**SET EXERCISE**. Arrange these lines as a Markdown table with the columns "No." and "Line," giving each line its own numbered row. Skip blank lines and leave the pictures out.

Start RECORDS PROVIDED

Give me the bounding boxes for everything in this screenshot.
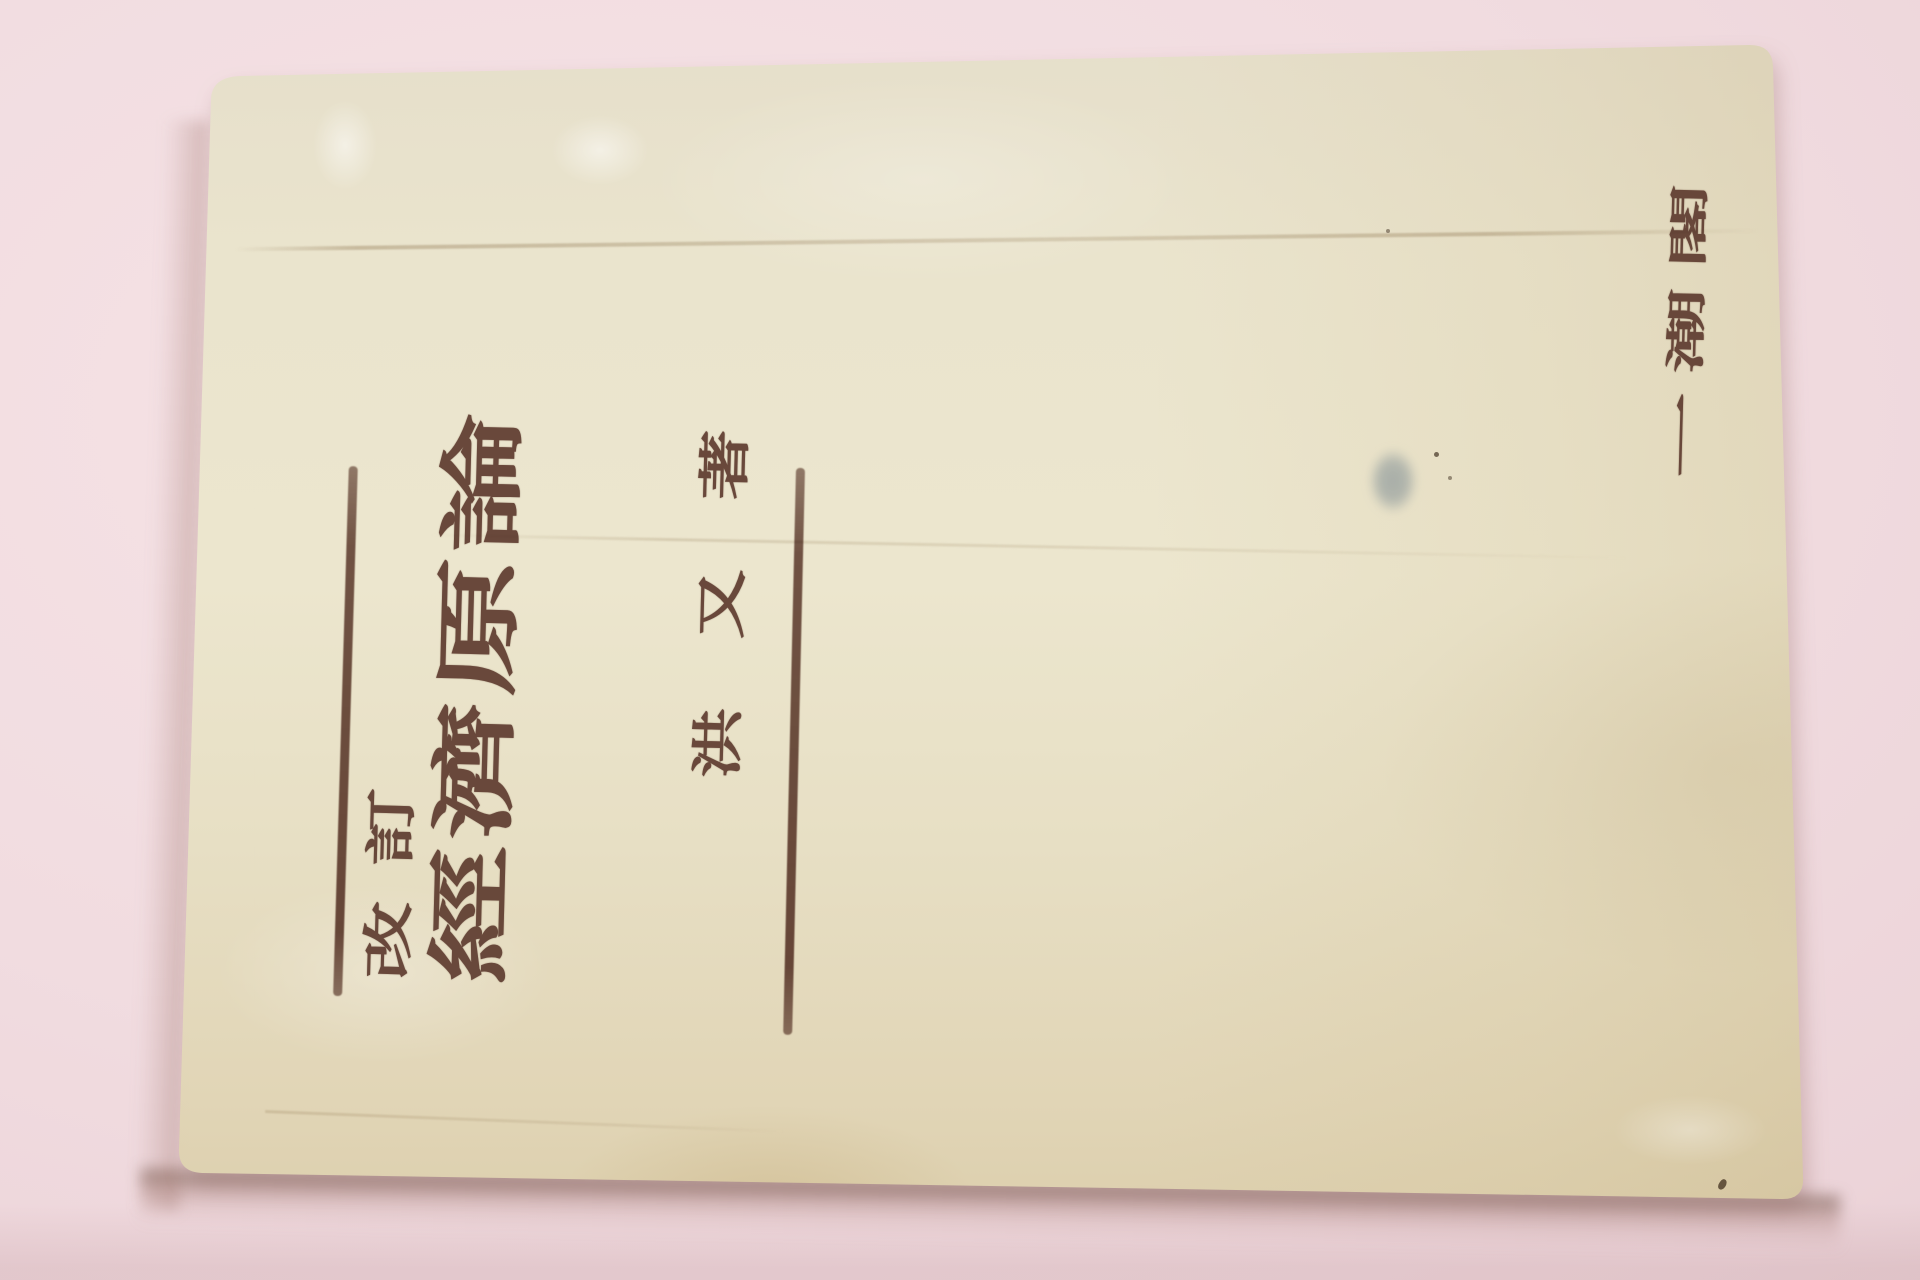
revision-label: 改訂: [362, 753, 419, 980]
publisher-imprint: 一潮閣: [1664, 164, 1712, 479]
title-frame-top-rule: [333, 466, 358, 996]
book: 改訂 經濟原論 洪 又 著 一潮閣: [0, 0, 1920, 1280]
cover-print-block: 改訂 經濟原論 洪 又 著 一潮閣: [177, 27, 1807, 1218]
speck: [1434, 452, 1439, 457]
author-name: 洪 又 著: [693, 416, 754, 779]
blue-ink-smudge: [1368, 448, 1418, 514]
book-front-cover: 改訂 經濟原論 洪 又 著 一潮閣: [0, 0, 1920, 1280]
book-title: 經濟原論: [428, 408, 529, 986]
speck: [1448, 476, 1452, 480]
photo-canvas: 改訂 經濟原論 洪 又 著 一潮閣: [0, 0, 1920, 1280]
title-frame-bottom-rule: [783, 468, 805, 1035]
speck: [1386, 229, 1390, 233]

End RECORDS PROVIDED

**RESPONSE TO THE EXERCISE**.
| No. | Line |
|---|---|
| 1 | Give me the bounding boxes for everything in this screenshot. |
| 2 | revision-label: 改訂: [362, 753, 419, 980] |
| 3 | publisher-imprint: 一潮閣: [1664, 164, 1712, 479] |
| 4 | title-frame-top-rule: [333, 466, 358, 996] |
| 5 | book: 改訂 經濟原論 洪 又 著 一潮閣: [0, 0, 1920, 1280] |
| 6 | cover-print-block: 改訂 經濟原論 洪 又 著 一潮閣: [177, 27, 1807, 1218] |
| 7 | speck: [1434, 452, 1439, 457] |
| 8 | author-name: 洪 又 著: [693, 416, 754, 779] |
| 9 | blue-ink-smudge: [1368, 448, 1418, 514] |
| 10 | book-front-cover: 改訂 經濟原論 洪 又 著 一潮閣: [0, 0, 1920, 1280] |
| 11 | book-title: 經濟原論: [428, 408, 529, 986] |
| 12 | speck: [1448, 476, 1452, 480] |
| 13 | photo-canvas: 改訂 經濟原論 洪 又 著 一潮閣: [0, 0, 1920, 1280] |
| 14 | title-frame-bottom-rule: [783, 468, 805, 1035] |
| 15 | speck: [1386, 229, 1390, 233] |